╭─ ENTRIES SHOWN
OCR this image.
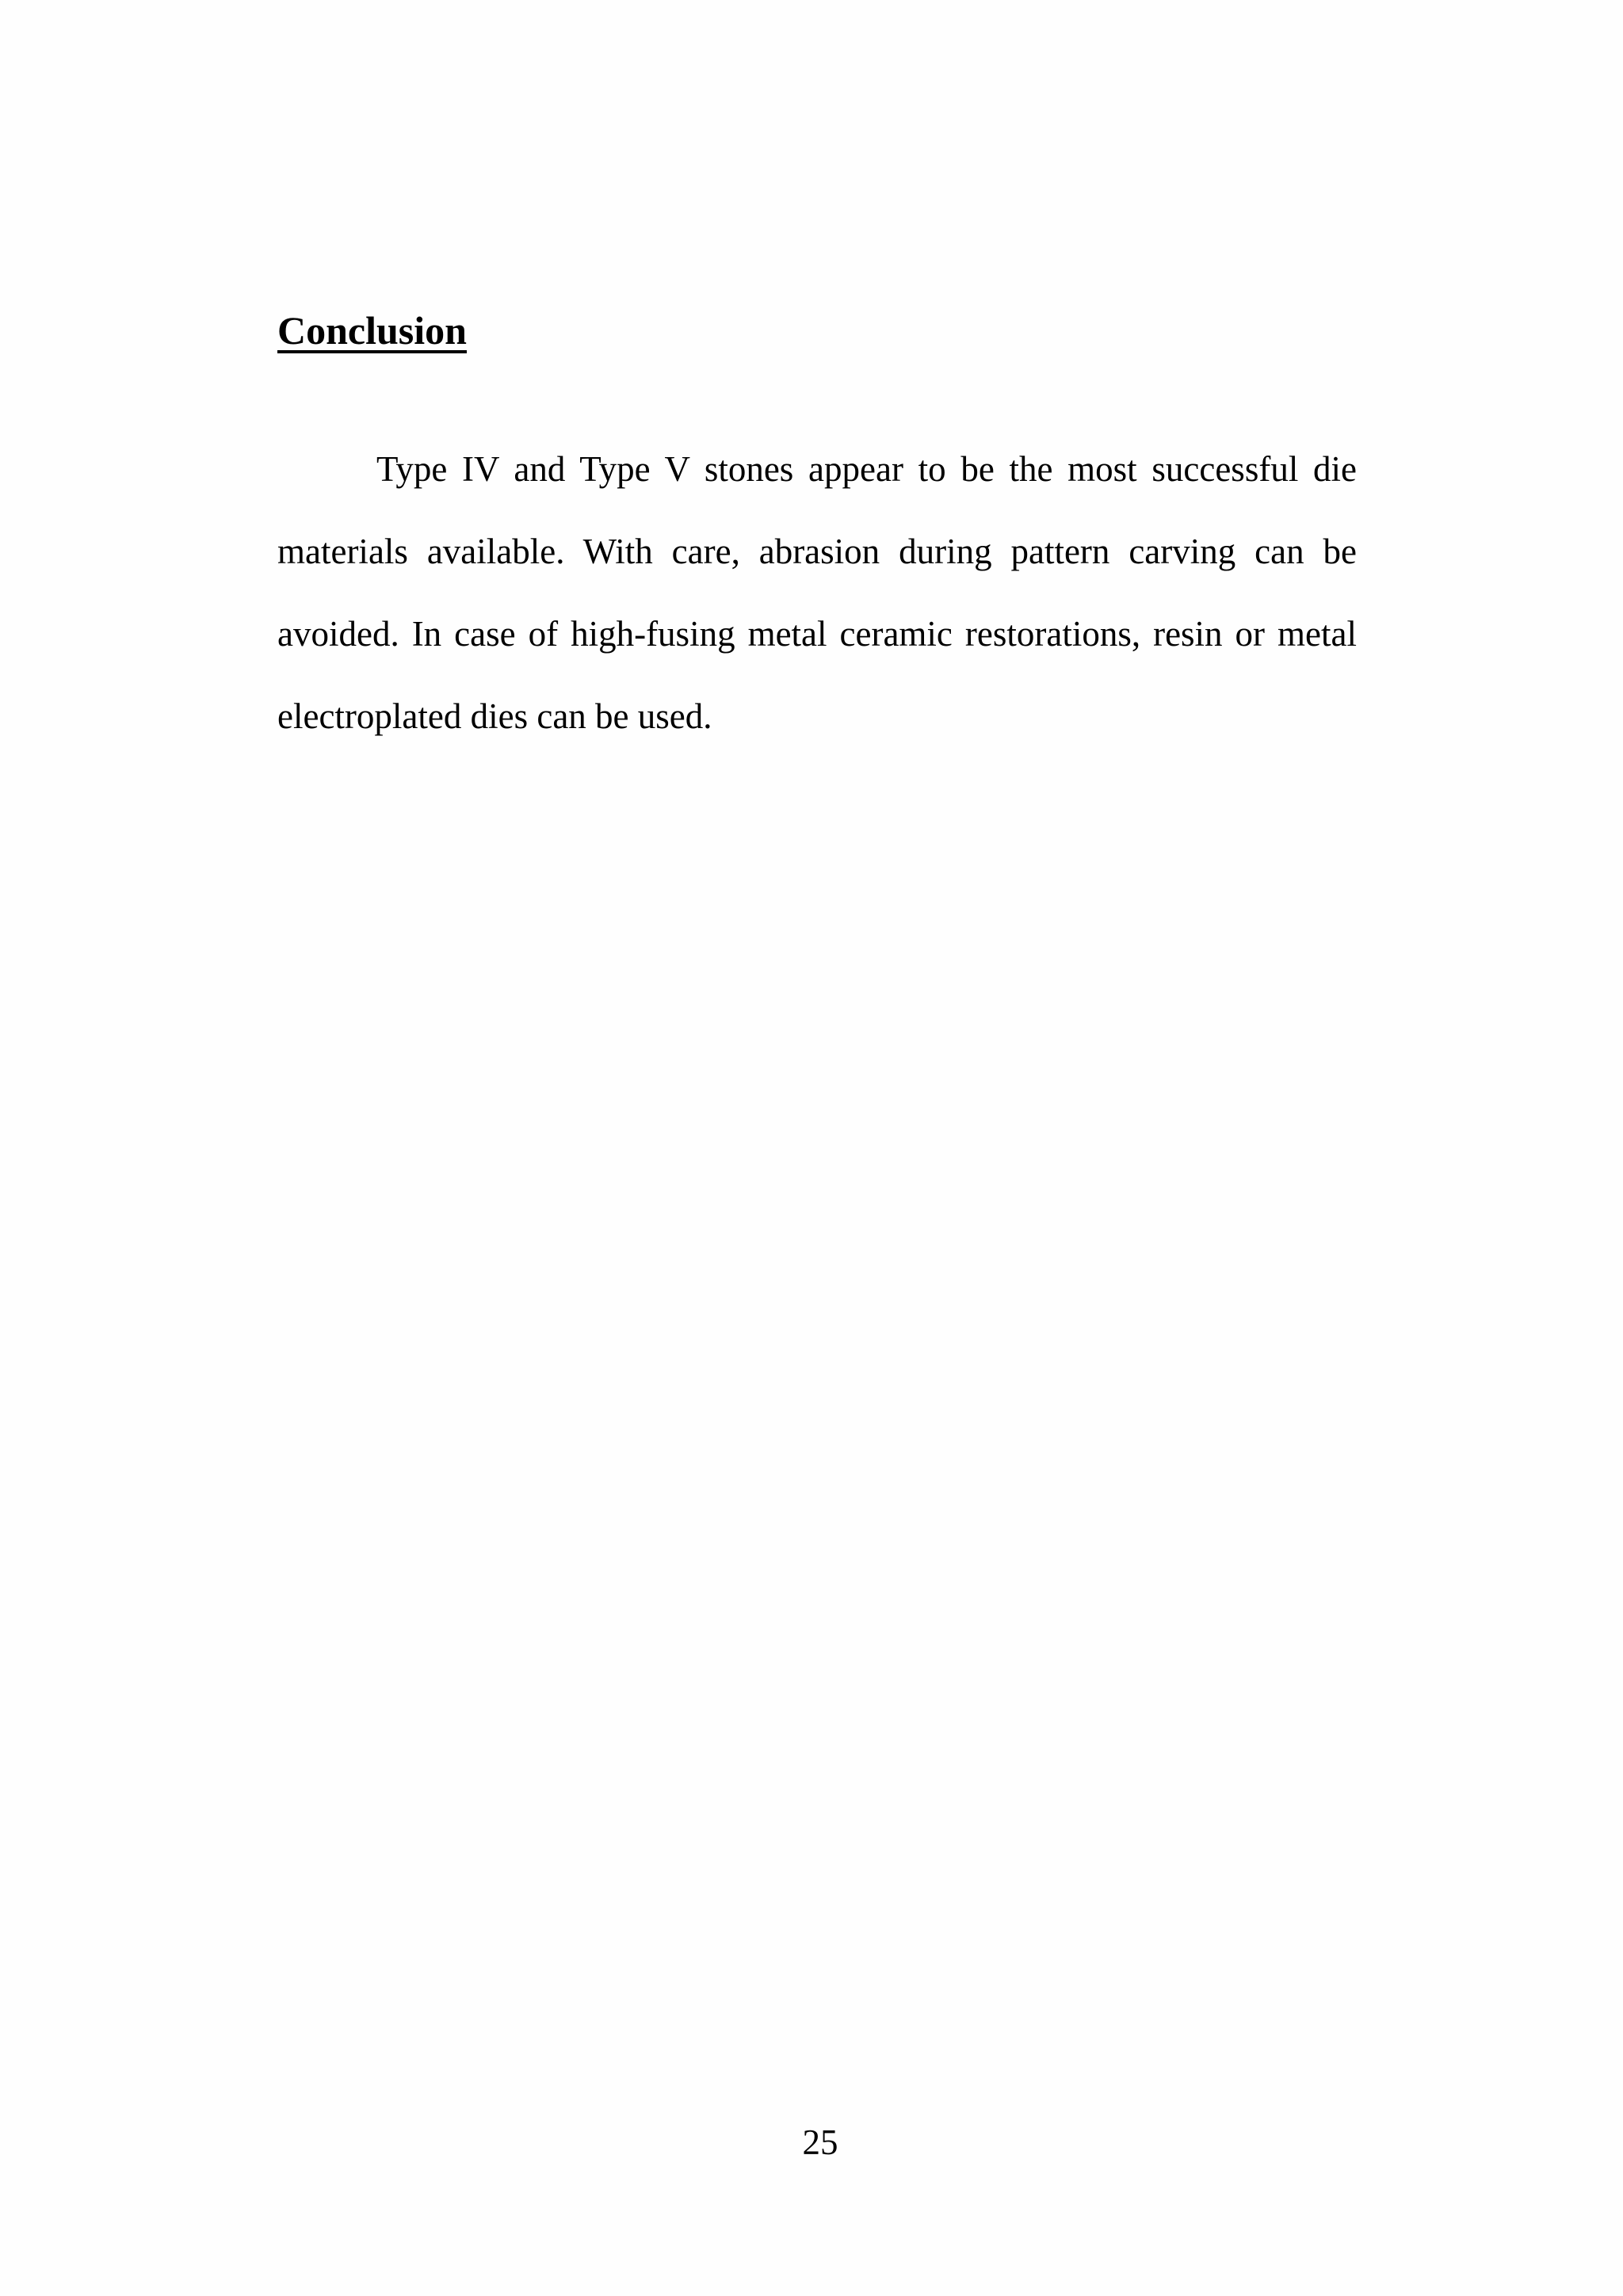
Conclusion

Type IV and Type V stones appear to be the most successful die materials available. With care, abrasion during pattern carving can be avoided. In case of high-fusing metal ceramic restorations, resin or metal electroplated dies can be used.

25
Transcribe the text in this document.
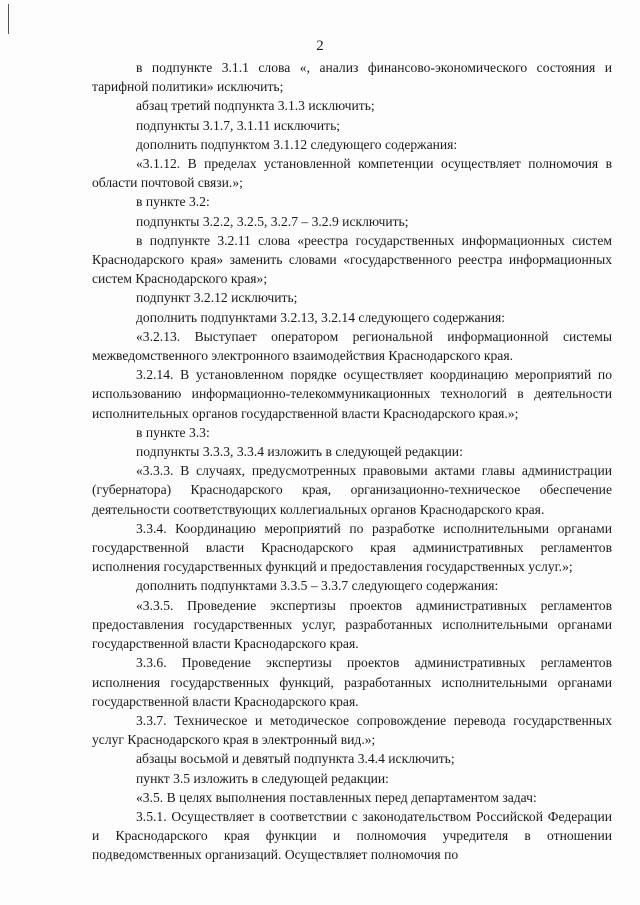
2

в подпункте 3.1.1 слова «, анализ финансово-экономического состояния и тарифной политики» исключить;

абзац третий подпункта 3.1.3 исключить;

подпункты 3.1.7, 3.1.11 исключить;

дополнить подпунктом 3.1.12 следующего содержания:

«3.1.12. В пределах установленной компетенции осуществляет полномочия в области почтовой связи.»;

в пункте 3.2:

подпункты 3.2.2, 3.2.5, 3.2.7 – 3.2.9 исключить;

в подпункте 3.2.11 слова «реестра государственных информационных систем Краснодарского края» заменить словами «государственного реестра информационных систем Краснодарского края»;

подпункт 3.2.12 исключить;

дополнить подпунктами 3.2.13, 3.2.14 следующего содержания:

«3.2.13. Выступает оператором региональной информационной системы межведомственного электронного взаимодействия Краснодарского края.

3.2.14. В установленном порядке осуществляет координацию мероприятий по использованию информационно-телекоммуникационных технологий в деятельности исполнительных органов государственной власти Краснодарского края.»;

в пункте 3.3:

подпункты 3.3.3, 3.3.4 изложить в следующей редакции:

«3.3.3. В случаях, предусмотренных правовыми актами главы администрации (губернатора) Краснодарского края, организационно-техническое обеспечение деятельности соответствующих коллегиальных органов Краснодарского края.

3.3.4. Координацию мероприятий по разработке исполнительными органами государственной власти Краснодарского края административных регламентов исполнения государственных функций и предоставления государственных услуг.»;

дополнить подпунктами 3.3.5 – 3.3.7 следующего содержания:

«3.3.5. Проведение экспертизы проектов административных регламентов предоставления государственных услуг, разработанных исполнительными органами государственной власти Краснодарского края.

3.3.6. Проведение экспертизы проектов административных регламентов исполнения государственных функций, разработанных исполнительными органами государственной власти Краснодарского края.

3.3.7. Техническое и методическое сопровождение перевода государственных услуг Краснодарского края в электронный вид.»;

абзацы восьмой и девятый подпункта 3.4.4 исключить;

пункт 3.5 изложить в следующей редакции:

«3.5. В целях выполнения поставленных перед департаментом задач:

3.5.1. Осуществляет в соответствии с законодательством Российской Федерации и Краснодарского края функции и полномочия учредителя в отношении подведомственных организаций. Осуществляет полномочия по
╰─
● **PROBLEM TO SOLVE**
In the listing above, count each line that holds the string "исключить". Give the number only.

● **TASK OUTPUT**
6